Set exercise:
Can you retype the material word for word, beginning at its first line and stopping after the line that contains "tab-ukoil-h4[interactable]: UKOil-,H4 <box>1100", with that line included?

▼

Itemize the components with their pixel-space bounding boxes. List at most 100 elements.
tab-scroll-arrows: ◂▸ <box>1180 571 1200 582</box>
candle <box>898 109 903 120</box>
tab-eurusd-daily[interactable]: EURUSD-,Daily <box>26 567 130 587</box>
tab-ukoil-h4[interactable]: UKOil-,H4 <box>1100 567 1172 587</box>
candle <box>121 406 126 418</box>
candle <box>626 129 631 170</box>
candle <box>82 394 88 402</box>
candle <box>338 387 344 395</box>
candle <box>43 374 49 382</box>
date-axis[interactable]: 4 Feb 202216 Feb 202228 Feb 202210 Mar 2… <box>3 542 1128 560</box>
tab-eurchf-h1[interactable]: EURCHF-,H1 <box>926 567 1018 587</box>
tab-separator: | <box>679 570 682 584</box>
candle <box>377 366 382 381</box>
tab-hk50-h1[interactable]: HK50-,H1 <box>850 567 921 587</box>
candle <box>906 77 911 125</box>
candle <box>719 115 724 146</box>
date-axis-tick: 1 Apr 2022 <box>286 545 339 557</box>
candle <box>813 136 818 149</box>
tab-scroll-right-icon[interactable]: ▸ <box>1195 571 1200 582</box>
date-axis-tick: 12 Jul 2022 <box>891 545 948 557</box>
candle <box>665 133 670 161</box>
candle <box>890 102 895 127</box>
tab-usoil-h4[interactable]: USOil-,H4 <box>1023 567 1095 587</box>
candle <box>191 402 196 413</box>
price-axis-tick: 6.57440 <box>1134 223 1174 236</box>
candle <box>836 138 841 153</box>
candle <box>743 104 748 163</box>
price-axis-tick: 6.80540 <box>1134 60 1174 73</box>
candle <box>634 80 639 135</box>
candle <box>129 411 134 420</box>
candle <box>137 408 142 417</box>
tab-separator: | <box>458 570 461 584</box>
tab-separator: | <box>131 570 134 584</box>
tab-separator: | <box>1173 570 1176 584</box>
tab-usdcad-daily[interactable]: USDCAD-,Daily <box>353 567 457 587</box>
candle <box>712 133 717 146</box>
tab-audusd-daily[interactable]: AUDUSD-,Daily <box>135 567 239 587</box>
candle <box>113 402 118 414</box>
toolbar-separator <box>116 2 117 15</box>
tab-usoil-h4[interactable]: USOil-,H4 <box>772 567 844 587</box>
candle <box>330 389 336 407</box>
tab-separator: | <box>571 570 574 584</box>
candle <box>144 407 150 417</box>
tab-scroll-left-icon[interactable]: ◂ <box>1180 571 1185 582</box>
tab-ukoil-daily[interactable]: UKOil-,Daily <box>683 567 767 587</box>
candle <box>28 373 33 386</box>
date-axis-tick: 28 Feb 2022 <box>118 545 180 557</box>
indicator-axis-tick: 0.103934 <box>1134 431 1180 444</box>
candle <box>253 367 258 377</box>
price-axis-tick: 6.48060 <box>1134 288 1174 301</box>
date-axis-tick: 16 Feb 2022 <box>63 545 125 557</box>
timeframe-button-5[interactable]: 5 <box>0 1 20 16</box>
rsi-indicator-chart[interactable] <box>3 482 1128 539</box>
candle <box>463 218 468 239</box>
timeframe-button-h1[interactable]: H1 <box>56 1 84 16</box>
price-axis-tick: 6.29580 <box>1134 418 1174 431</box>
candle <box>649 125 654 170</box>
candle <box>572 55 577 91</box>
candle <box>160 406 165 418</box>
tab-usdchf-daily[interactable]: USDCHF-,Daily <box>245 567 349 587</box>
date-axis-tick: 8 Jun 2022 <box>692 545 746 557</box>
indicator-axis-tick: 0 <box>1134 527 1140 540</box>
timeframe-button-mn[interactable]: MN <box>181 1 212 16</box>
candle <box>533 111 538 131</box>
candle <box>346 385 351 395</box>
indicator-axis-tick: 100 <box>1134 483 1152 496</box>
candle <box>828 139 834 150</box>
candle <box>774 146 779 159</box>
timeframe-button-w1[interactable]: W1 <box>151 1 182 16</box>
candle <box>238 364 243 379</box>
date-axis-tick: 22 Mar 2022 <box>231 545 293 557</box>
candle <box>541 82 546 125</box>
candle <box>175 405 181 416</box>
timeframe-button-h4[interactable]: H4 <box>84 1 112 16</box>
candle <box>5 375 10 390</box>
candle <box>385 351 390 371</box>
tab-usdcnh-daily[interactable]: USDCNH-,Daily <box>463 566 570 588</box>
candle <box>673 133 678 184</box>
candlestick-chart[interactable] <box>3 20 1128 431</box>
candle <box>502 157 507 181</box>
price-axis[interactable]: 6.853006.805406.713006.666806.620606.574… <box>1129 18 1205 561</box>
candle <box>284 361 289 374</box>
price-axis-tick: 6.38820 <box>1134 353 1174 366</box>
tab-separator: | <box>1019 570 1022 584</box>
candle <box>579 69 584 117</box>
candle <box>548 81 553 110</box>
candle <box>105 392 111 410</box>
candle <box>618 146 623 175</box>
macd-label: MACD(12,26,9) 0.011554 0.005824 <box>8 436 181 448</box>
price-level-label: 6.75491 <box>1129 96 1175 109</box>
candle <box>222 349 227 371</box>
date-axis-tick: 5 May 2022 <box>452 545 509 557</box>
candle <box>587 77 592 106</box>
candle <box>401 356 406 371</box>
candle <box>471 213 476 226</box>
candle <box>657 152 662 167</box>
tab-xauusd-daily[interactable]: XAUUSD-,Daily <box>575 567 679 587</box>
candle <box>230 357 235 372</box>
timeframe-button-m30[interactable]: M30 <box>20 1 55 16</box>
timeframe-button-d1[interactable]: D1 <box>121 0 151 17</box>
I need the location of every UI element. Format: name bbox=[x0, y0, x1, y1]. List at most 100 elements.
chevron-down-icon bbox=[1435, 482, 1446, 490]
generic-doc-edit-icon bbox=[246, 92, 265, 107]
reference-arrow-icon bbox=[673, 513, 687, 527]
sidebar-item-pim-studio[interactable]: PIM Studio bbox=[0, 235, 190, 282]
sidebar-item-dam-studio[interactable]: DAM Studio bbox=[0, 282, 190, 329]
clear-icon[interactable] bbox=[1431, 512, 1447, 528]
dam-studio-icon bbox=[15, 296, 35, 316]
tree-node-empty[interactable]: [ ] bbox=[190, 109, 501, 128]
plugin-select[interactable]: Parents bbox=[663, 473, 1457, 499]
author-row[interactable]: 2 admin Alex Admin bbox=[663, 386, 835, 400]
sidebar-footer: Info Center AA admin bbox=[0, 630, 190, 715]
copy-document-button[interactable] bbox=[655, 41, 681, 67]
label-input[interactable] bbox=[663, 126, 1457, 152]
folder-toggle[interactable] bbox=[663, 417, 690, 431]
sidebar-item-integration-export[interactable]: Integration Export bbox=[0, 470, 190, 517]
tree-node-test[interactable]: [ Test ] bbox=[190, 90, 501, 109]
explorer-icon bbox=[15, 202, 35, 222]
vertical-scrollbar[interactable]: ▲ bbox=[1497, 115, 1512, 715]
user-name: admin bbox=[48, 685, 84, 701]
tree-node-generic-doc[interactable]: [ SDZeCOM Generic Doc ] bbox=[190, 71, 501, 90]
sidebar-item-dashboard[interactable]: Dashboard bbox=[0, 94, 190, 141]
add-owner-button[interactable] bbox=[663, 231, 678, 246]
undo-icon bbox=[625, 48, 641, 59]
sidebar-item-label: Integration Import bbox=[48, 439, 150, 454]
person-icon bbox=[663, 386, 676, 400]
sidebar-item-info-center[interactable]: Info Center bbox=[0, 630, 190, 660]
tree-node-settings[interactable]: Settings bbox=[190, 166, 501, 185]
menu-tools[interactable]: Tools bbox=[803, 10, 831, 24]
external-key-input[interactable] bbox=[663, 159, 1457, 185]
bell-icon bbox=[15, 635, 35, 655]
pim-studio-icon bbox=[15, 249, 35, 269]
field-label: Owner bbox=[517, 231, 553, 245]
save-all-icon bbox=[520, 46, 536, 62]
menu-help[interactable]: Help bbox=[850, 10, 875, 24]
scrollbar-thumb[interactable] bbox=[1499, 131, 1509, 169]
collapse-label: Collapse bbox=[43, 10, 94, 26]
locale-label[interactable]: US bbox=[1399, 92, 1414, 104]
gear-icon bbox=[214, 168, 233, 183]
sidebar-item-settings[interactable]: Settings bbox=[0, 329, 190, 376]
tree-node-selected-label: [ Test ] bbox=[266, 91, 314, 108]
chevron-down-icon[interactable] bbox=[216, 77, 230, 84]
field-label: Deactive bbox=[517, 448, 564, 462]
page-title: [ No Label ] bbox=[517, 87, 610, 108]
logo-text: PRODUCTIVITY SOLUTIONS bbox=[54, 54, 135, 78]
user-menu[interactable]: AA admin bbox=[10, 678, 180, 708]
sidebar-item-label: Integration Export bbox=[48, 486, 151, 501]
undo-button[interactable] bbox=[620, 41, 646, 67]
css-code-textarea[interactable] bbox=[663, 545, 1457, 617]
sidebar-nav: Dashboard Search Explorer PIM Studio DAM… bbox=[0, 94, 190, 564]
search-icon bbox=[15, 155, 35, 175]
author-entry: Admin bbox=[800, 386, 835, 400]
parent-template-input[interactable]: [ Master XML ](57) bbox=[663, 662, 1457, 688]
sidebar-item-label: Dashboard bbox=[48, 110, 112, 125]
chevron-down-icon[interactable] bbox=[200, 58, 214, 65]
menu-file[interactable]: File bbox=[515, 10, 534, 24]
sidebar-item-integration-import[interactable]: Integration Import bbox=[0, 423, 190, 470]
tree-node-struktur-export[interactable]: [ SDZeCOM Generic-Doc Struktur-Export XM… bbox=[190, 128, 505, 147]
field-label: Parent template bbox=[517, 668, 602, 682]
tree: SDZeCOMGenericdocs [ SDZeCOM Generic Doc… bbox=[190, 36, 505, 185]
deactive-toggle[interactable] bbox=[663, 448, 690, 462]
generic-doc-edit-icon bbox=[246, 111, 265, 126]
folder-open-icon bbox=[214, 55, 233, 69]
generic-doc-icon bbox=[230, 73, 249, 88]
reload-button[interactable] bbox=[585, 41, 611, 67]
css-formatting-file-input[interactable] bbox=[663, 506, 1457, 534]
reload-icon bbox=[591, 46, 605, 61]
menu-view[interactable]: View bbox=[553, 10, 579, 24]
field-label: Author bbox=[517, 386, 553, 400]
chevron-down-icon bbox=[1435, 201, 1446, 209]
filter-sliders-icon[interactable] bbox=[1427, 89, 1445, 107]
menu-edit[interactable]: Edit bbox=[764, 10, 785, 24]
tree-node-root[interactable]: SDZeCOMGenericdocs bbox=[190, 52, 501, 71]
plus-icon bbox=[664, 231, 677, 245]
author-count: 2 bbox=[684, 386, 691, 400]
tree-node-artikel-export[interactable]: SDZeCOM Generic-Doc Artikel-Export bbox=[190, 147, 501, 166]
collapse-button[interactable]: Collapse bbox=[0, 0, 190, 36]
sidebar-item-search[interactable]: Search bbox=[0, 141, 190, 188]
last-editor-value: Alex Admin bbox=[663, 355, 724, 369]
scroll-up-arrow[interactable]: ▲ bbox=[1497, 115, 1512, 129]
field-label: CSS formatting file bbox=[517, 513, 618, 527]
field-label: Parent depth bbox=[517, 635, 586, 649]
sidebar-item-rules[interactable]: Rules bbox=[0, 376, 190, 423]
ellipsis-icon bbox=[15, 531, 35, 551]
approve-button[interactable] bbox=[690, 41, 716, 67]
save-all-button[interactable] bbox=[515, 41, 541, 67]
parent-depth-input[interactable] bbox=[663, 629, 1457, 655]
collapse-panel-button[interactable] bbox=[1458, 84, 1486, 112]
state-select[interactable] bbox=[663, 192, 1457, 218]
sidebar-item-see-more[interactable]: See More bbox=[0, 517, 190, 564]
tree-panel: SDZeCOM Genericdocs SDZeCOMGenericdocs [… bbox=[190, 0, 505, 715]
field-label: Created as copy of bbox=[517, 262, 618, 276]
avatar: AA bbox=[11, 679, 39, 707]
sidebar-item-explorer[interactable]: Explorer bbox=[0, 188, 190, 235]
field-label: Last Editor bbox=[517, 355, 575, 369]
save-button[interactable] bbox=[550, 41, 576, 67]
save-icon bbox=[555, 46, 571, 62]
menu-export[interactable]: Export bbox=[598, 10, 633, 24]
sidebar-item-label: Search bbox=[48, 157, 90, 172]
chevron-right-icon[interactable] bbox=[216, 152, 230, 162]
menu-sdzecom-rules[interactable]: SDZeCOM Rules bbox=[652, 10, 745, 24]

▲

Solution to this problem:
Itemize the components with their pixel-space bounding boxes. List at most 100 elements.
tab-scroll-arrows: ◂▸ <box>1180 571 1200 582</box>
candle <box>898 109 903 120</box>
tab-eurusd-daily[interactable]: EURUSD-,Daily <box>26 567 130 587</box>
tab-ukoil-h4[interactable]: UKOil-,H4 <box>1100 567 1172 587</box>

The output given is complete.